Turn every line of the records into a Markdown table with two columns, Number and Line, giving each line its own row and leaving out blank lines.

[SOURCE RECORDS]
● ● ● ● ●
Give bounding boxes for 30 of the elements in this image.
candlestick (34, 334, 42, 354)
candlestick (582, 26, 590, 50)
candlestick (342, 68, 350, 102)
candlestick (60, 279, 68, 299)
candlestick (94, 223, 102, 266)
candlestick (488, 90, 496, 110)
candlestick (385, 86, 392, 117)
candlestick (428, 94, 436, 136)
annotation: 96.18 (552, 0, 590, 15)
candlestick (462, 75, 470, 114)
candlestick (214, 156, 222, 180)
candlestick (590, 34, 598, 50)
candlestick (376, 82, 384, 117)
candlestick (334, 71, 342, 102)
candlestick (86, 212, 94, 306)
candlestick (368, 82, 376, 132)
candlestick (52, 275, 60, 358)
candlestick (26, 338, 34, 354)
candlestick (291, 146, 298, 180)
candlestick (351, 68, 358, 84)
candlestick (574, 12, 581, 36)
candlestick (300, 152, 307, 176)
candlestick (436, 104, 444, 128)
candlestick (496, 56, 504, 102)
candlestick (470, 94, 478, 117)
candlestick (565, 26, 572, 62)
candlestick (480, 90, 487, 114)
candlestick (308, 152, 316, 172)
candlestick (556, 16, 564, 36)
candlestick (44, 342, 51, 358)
● ● ● ● ●
[RESULT OF THIS TASK]
| Number | Line |
|---|---|
| 1 | Give bounding boxes for 30 of the elements in this image. |
| 2 | candlestick (34, 334, 42, 354) |
| 3 | candlestick (582, 26, 590, 50) |
| 4 | candlestick (342, 68, 350, 102) |
| 5 | candlestick (60, 279, 68, 299) |
| 6 | candlestick (94, 223, 102, 266) |
| 7 | candlestick (488, 90, 496, 110) |
| 8 | candlestick (385, 86, 392, 117) |
| 9 | candlestick (428, 94, 436, 136) |
| 10 | annotation: 96.18 (552, 0, 590, 15) |
| 11 | candlestick (462, 75, 470, 114) |
| 12 | candlestick (214, 156, 222, 180) |
| 13 | candlestick (590, 34, 598, 50) |
| 14 | candlestick (376, 82, 384, 117) |
| 15 | candlestick (334, 71, 342, 102) |
| 16 | candlestick (86, 212, 94, 306) |
| 17 | candlestick (368, 82, 376, 132) |
| 18 | candlestick (52, 275, 60, 358) |
| 19 | candlestick (26, 338, 34, 354) |
| 20 | candlestick (291, 146, 298, 180) |
| 21 | candlestick (351, 68, 358, 84) |
| 22 | candlestick (574, 12, 581, 36) |
| 23 | candlestick (300, 152, 307, 176) |
| 24 | candlestick (436, 104, 444, 128) |
| 25 | candlestick (496, 56, 504, 102) |
| 26 | candlestick (470, 94, 478, 117) |
| 27 | candlestick (565, 26, 572, 62) |
| 28 | candlestick (480, 90, 487, 114) |
| 29 | candlestick (308, 152, 316, 172) |
| 30 | candlestick (556, 16, 564, 36) |
| 31 | candlestick (44, 342, 51, 358) |